— Start of DATA PROVIDED —
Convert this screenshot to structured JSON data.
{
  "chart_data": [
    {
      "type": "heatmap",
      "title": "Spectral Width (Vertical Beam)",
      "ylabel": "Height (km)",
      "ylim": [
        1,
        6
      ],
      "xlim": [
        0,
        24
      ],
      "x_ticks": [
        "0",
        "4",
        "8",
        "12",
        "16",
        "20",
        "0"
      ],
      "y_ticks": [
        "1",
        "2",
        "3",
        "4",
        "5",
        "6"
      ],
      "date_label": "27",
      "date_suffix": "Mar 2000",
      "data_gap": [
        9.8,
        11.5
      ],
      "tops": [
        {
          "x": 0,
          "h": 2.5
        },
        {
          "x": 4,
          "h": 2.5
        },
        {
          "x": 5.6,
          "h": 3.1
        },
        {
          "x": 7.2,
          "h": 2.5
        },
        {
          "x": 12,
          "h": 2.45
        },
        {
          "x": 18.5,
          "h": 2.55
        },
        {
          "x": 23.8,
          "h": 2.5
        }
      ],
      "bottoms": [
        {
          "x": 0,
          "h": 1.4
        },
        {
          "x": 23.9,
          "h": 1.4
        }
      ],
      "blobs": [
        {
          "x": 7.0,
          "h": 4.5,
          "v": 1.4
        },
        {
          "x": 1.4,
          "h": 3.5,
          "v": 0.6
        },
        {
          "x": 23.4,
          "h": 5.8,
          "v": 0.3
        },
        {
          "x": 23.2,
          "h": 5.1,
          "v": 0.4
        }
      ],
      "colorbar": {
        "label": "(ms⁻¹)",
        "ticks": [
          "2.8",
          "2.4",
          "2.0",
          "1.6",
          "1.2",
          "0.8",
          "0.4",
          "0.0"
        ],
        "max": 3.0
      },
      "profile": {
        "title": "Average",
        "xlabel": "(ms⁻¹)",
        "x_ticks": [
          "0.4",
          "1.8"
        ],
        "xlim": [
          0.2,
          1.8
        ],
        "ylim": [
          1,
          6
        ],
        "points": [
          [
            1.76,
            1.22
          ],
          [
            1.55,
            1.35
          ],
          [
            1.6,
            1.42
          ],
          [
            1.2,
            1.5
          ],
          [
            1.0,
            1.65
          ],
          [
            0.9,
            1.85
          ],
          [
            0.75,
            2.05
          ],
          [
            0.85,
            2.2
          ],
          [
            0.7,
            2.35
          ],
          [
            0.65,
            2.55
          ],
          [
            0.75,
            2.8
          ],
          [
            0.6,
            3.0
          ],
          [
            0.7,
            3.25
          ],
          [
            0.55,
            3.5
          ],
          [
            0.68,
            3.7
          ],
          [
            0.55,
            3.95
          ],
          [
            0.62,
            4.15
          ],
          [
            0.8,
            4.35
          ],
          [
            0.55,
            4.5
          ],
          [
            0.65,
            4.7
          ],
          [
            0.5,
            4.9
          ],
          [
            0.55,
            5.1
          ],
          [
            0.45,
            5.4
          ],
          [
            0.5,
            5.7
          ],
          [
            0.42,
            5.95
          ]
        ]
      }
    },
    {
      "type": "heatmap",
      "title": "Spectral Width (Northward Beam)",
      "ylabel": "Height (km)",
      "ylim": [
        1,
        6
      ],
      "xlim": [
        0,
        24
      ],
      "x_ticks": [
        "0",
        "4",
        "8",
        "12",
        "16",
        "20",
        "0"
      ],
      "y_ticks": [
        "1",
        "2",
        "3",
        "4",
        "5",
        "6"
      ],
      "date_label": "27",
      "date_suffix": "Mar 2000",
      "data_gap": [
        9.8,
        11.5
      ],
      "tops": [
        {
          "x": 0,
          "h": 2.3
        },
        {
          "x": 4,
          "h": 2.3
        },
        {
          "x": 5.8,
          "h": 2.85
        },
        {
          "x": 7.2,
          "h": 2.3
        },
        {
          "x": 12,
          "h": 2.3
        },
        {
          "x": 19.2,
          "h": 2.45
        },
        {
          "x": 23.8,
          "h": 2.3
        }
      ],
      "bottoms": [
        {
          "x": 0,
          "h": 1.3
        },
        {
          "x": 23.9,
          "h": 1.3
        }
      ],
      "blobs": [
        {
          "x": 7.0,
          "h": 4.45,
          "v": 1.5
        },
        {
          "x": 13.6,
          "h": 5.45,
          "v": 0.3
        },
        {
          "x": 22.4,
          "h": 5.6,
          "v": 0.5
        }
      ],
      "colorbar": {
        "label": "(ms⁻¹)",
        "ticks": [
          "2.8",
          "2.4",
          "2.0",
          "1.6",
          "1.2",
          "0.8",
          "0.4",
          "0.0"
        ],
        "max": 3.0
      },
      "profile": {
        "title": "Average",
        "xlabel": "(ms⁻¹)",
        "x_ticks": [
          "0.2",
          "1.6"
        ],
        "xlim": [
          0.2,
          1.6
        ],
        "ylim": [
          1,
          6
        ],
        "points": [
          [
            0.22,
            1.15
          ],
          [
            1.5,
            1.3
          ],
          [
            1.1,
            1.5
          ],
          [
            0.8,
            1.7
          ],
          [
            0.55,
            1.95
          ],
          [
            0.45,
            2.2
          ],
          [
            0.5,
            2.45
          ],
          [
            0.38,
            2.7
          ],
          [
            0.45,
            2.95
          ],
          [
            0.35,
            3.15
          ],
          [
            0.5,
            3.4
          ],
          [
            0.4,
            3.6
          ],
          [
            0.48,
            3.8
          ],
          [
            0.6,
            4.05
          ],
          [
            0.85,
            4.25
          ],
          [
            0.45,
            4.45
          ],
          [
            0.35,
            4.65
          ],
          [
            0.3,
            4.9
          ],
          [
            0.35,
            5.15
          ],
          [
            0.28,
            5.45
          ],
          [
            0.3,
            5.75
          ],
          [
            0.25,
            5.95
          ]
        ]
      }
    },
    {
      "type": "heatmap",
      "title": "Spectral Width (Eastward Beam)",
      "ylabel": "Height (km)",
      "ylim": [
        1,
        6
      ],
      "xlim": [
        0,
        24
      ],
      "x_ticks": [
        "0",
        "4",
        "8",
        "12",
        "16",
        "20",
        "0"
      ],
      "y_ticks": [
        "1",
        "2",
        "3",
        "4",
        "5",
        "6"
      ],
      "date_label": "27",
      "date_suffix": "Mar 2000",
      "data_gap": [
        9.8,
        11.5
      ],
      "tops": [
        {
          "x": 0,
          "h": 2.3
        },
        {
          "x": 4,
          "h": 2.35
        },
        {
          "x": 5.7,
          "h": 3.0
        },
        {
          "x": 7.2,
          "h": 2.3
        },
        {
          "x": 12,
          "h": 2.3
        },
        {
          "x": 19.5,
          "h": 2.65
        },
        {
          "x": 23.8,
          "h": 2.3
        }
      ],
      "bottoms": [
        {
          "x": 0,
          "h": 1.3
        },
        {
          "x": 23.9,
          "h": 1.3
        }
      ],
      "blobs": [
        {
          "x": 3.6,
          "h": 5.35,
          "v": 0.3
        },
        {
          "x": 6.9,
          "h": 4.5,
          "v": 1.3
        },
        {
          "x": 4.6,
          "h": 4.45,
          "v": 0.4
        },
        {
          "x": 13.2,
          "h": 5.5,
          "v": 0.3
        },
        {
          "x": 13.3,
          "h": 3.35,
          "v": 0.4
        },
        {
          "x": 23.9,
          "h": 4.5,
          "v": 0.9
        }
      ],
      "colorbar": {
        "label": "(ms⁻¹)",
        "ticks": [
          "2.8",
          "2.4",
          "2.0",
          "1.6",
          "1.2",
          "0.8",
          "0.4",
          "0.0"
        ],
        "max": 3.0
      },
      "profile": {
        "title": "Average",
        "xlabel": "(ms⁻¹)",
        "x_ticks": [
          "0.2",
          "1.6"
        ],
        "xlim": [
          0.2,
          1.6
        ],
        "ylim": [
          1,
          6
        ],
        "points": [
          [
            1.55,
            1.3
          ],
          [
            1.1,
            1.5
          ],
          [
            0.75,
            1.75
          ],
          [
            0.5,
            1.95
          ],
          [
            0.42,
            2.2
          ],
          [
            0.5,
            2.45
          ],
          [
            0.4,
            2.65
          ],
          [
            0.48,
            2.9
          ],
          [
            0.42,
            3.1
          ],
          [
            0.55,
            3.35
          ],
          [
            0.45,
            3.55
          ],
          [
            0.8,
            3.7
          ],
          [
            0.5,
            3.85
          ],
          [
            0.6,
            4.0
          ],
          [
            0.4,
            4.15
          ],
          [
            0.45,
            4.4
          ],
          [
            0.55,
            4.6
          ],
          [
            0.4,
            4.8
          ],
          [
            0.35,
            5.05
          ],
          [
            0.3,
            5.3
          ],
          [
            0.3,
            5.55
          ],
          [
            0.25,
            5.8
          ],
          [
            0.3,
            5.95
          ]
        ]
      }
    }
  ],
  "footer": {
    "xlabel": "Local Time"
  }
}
— End of DATA PROVIDED —
**TASK STATEMENT**
Using the listing above, gather each line that holds the string "Beam" and copy it.

**EXERCISE ANSWER**
      "title": "Spectral Width (Vertical Beam)",
      "title": "Spectral Width (Northward Beam)",
      "title": "Spectral Width (Eastward Beam)",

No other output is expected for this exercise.